A block of data
"""

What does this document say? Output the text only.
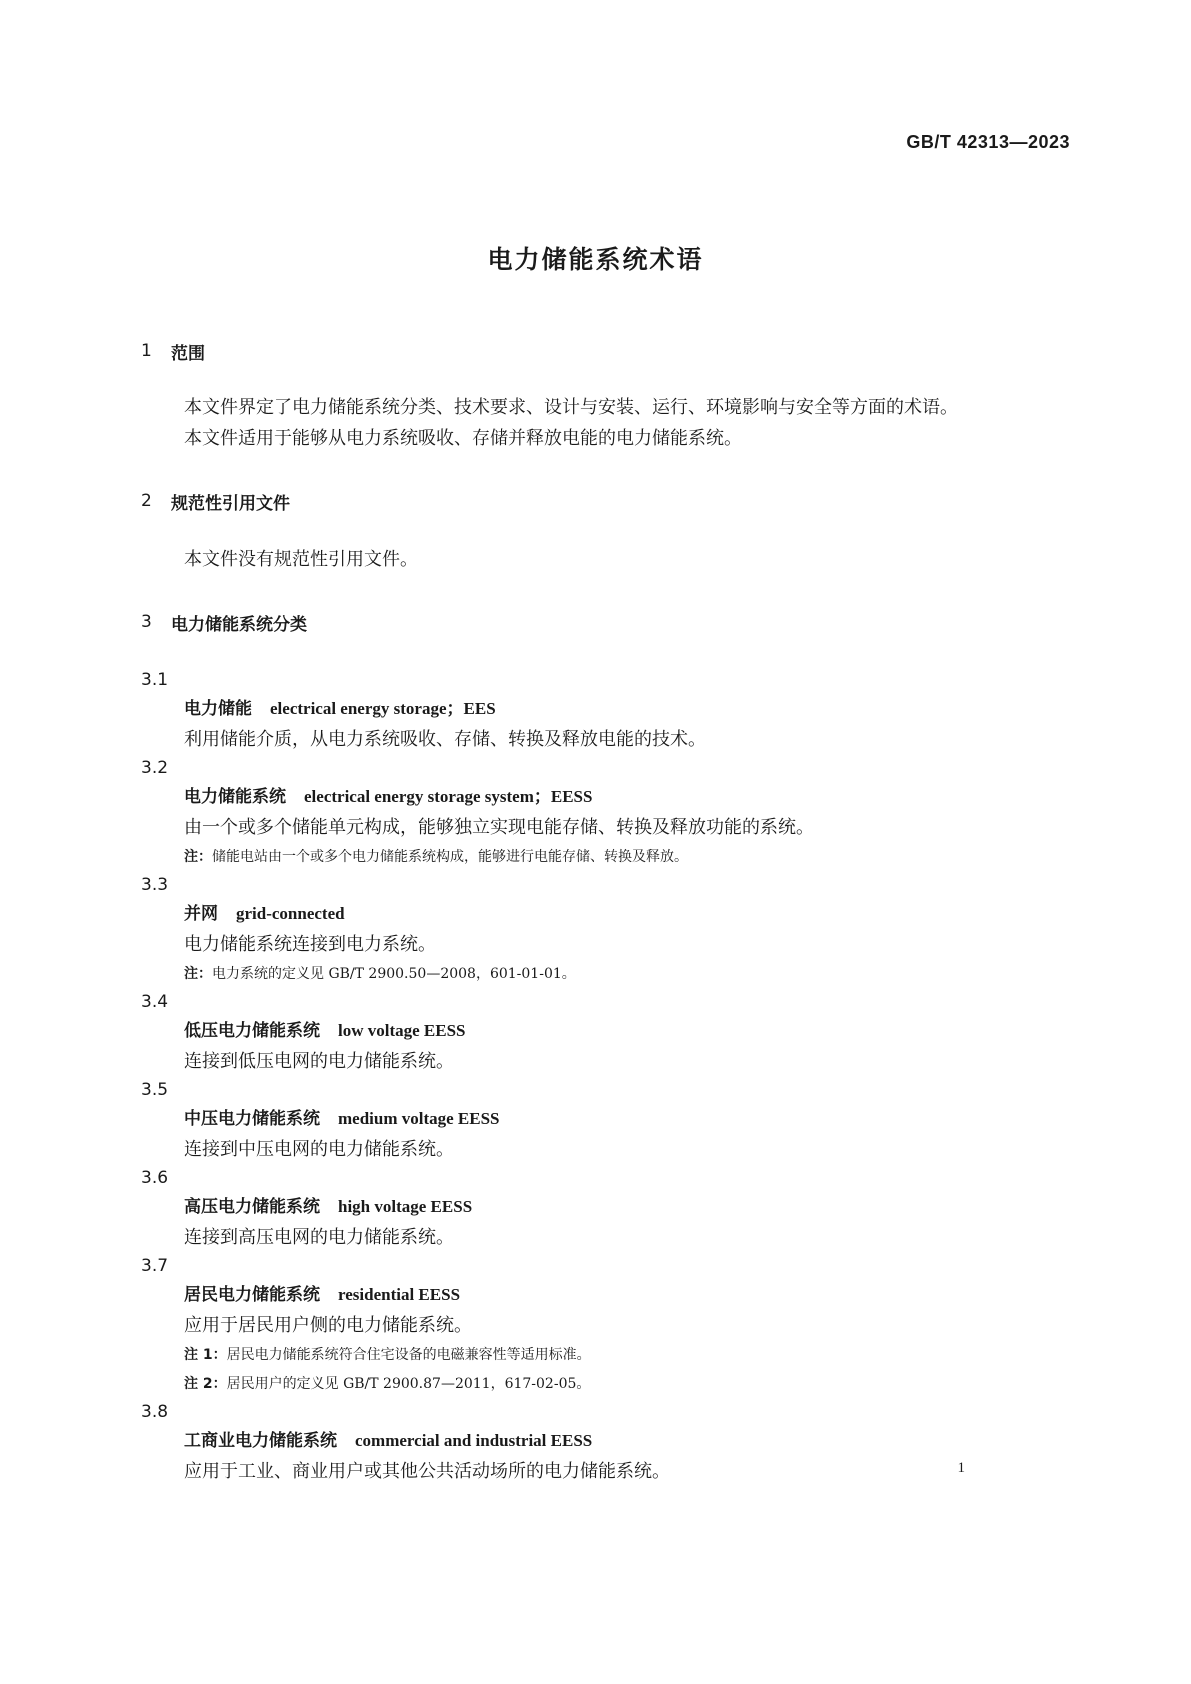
GB/T 42313—2023
电力储能系统术语
1	范围
本文件界定了电力储能系统分类、技术要求、设计与安装、运行、环境影响与安全等方面的术语。
本文件适用于能够从电力系统吸收、存储并释放电能的电力储能系统。
2	规范性引用文件
本文件没有规范性引用文件。
3	电力储能系统分类
3.1
电力储能 electrical energy storage；EES
利用储能介质，从电力系统吸收、存储、转换及释放电能的技术。
3.2
电力储能系统 electrical energy storage system；EESS
由一个或多个储能单元构成，能够独立实现电能存储、转换及释放功能的系统。
注：储能电站由一个或多个电力储能系统构成，能够进行电能存储、转换及释放。
3.3
并网 grid-connected
电力储能系统连接到电力系统。
注：电力系统的定义见 GB/T 2900.50—2008，601-01-01。
3.4
低压电力储能系统 low voltage EESS
连接到低压电网的电力储能系统。
3.5
中压电力储能系统 medium voltage EESS
连接到中压电网的电力储能系统。
3.6
高压电力储能系统 high voltage EESS
连接到高压电网的电力储能系统。
3.7
居民电力储能系统 residential EESS
应用于居民用户侧的电力储能系统。
注 1：居民电力储能系统符合住宅设备的电磁兼容性等适用标准。
注 2：居民用户的定义见 GB/T 2900.87—2011，617-02-05。
3.8
工商业电力储能系统 commercial and industrial EESS
应用于工业、商业用户或其他公共活动场所的电力储能系统。	1
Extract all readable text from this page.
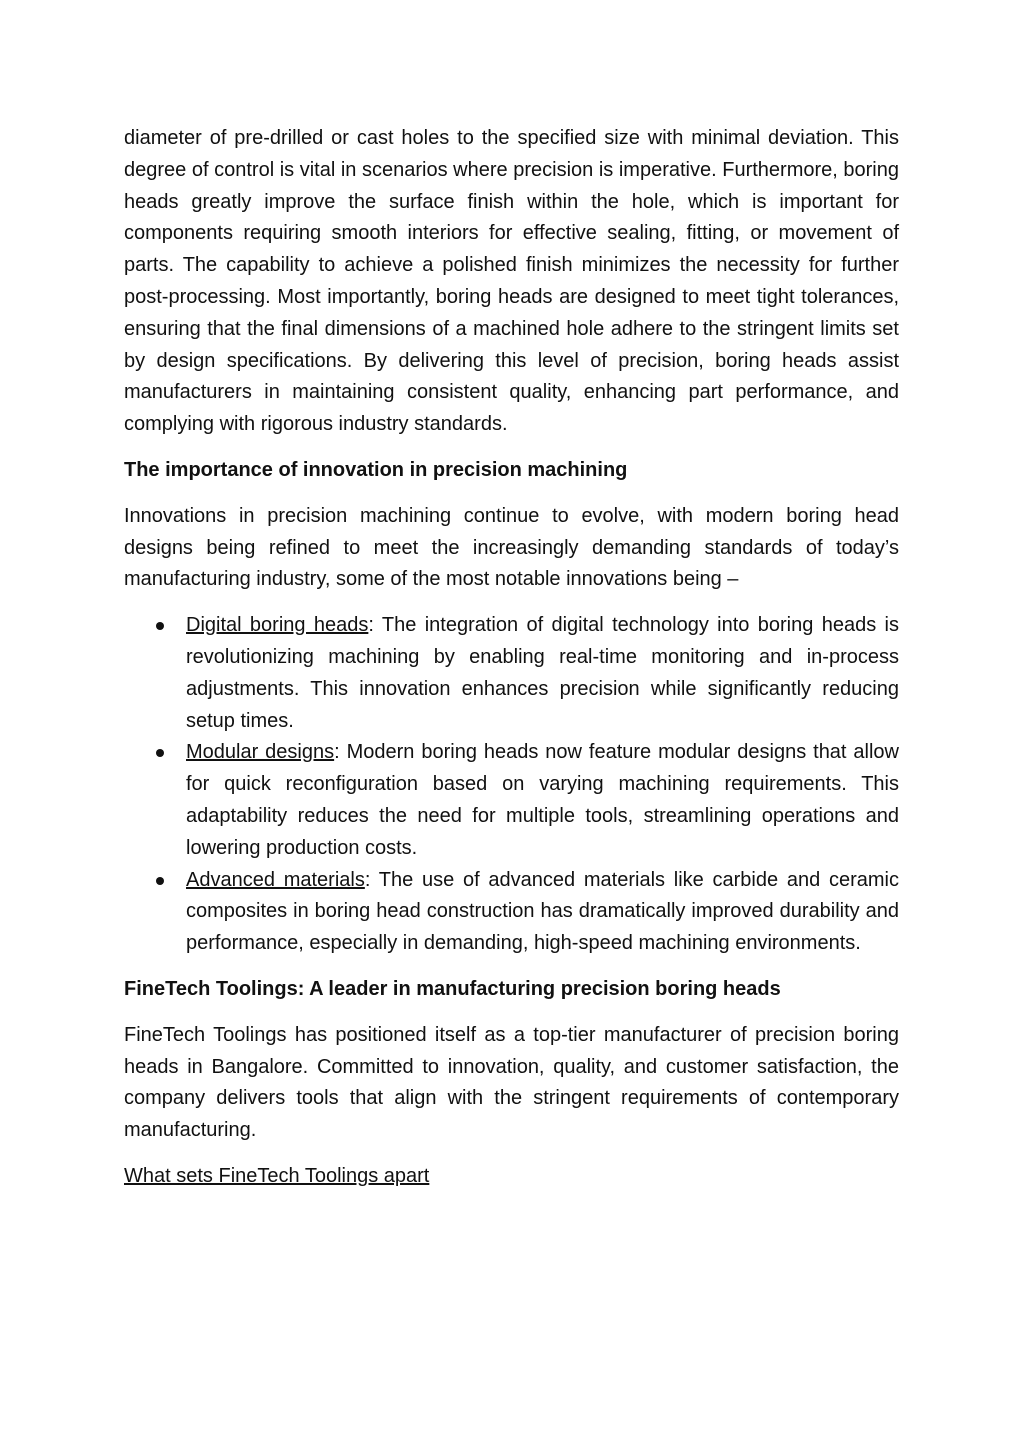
diameter of pre-drilled or cast holes to the specified size with minimal deviation. This degree of control is vital in scenarios where precision is imperative. Furthermore, boring heads greatly improve the surface finish within the hole, which is important for components requiring smooth interiors for effective sealing, fitting, or movement of parts. The capability to achieve a polished finish minimizes the necessity for further post-processing. Most importantly, boring heads are designed to meet tight tolerances, ensuring that the final dimensions of a machined hole adhere to the stringent limits set by design specifications. By delivering this level of precision, boring heads assist manufacturers in maintaining consistent quality, enhancing part performance, and complying with rigorous industry standards.

The importance of innovation in precision machining

Innovations in precision machining continue to evolve, with modern boring head designs being refined to meet the increasingly demanding standards of today’s manufacturing industry, some of the most notable innovations being –

Digital boring heads: The integration of digital technology into boring heads is revolutionizing machining by enabling real-time monitoring and in-process adjustments. This innovation enhances precision while significantly reducing setup times.
Modular designs: Modern boring heads now feature modular designs that allow for quick reconfiguration based on varying machining requirements. This adaptability reduces the need for multiple tools, streamlining operations and lowering production costs.
Advanced materials: The use of advanced materials like carbide and ceramic composites in boring head construction has dramatically improved durability and performance, especially in demanding, high-speed machining environments.
FineTech Toolings: A leader in manufacturing precision boring heads

FineTech Toolings has positioned itself as a top-tier manufacturer of precision boring heads in Bangalore. Committed to innovation, quality, and customer satisfaction, the company delivers tools that align with the stringent requirements of contemporary manufacturing.

What sets FineTech Toolings apart
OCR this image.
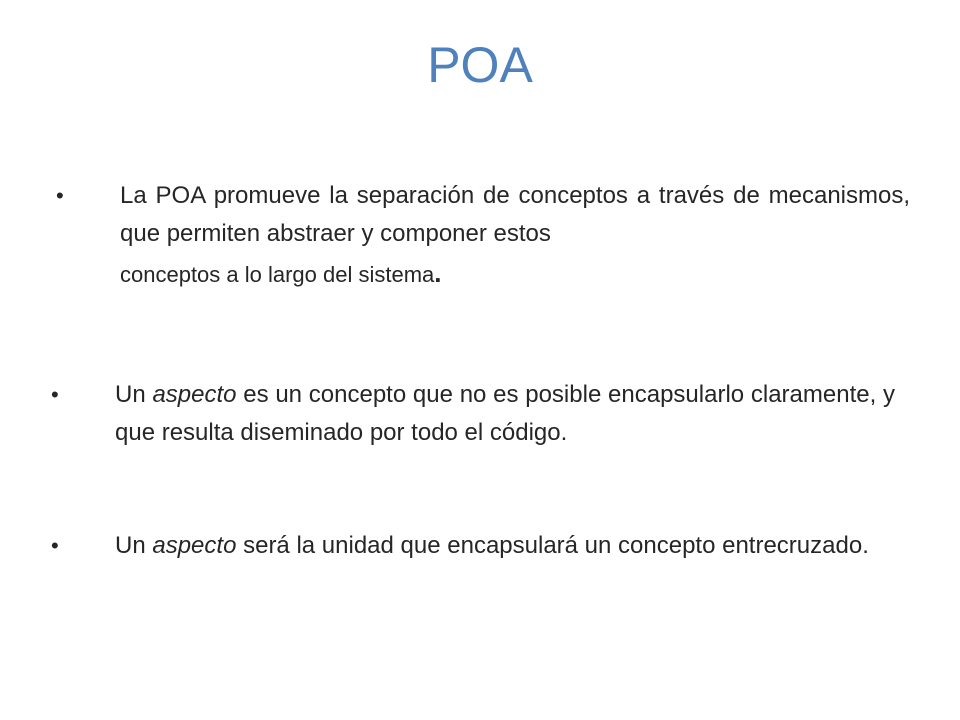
POA
• La POA promueve la separación de conceptos a través de mecanismos, que permiten abstraer y componer estos
conceptos a lo largo del sistema.
• Un aspecto es un concepto que no es posible encapsularlo claramente, y que resulta diseminado por todo el código.
• Un aspecto será la unidad que encapsulará un concepto entrecruzado.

"""

Omit the pictures and restate the rest of the records verbatim.

> **The solution**:
What does this document say? Output the text only.
GB/T 42313—2023
电力储能系统术语
1	范围
本文件界定了电力储能系统分类、技术要求、设计与安装、运行、环境影响与安全等方面的术语。
本文件适用于能够从电力系统吸收、存储并释放电能的电力储能系统。
2	规范性引用文件
本文件没有规范性引用文件。
3	电力储能系统分类
3.1
电力储能 electrical energy storage；EES
利用储能介质，从电力系统吸收、存储、转换及释放电能的技术。
3.2
电力储能系统 electrical energy storage system；EESS
由一个或多个储能单元构成，能够独立实现电能存储、转换及释放功能的系统。
注：储能电站由一个或多个电力储能系统构成，能够进行电能存储、转换及释放。
3.3
并网 grid-connected
电力储能系统连接到电力系统。
注：电力系统的定义见 GB/T 2900.50—2008，601-01-01。
3.4
低压电力储能系统 low voltage EESS
连接到低压电网的电力储能系统。
3.5
中压电力储能系统 medium voltage EESS
连接到中压电网的电力储能系统。
3.6
高压电力储能系统 high voltage EESS
连接到高压电网的电力储能系统。
3.7
居民电力储能系统 residential EESS
应用于居民用户侧的电力储能系统。
注 1：居民电力储能系统符合住宅设备的电磁兼容性等适用标准。
注 2：居民用户的定义见 GB/T 2900.87—2011，617-02-05。
3.8
工商业电力储能系统 commercial and industrial EESS
应用于工业、商业用户或其他公共活动场所的电力储能系统。	1
Extract all readable text from this page.
diameter of pre-drilled or cast holes to the specified size with minimal deviation. This degree of control is vital in scenarios where precision is imperative. Furthermore, boring heads greatly improve the surface finish within the hole, which is important for components requiring smooth interiors for effective sealing, fitting, or movement of parts. The capability to achieve a polished finish minimizes the necessity for further post-processing. Most importantly, boring heads are designed to meet tight tolerances, ensuring that the final dimensions of a machined hole adhere to the stringent limits set by design specifications. By delivering this level of precision, boring heads assist manufacturers in maintaining consistent quality, enhancing part performance, and complying with rigorous industry standards.

The importance of innovation in precision machining

Innovations in precision machining continue to evolve, with modern boring head designs being refined to meet the increasingly demanding standards of today’s manufacturing industry, some of the most notable innovations being –

Digital boring heads: The integration of digital technology into boring heads is revolutionizing machining by enabling real-time monitoring and in-process adjustments. This innovation enhances precision while significantly reducing setup times.
Modular designs: Modern boring heads now feature modular designs that allow for quick reconfiguration based on varying machining requirements. This adaptability reduces the need for multiple tools, streamlining operations and lowering production costs.
Advanced materials: The use of advanced materials like carbide and ceramic composites in boring head construction has dramatically improved durability and performance, especially in demanding, high-speed machining environments.
FineTech Toolings: A leader in manufacturing precision boring heads

FineTech Toolings has positioned itself as a top-tier manufacturer of precision boring heads in Bangalore. Committed to innovation, quality, and customer satisfaction, the company delivers tools that align with the stringent requirements of contemporary manufacturing.

What sets FineTech Toolings apart
OCR this image.
POA
• La POA promueve la separación de conceptos a través de mecanismos, que permiten abstraer y componer estos
conceptos a lo largo del sistema.
• Un aspecto es un concepto que no es posible encapsularlo claramente, y que resulta diseminado por todo el código.
• Un aspecto será la unidad que encapsulará un concepto entrecruzado.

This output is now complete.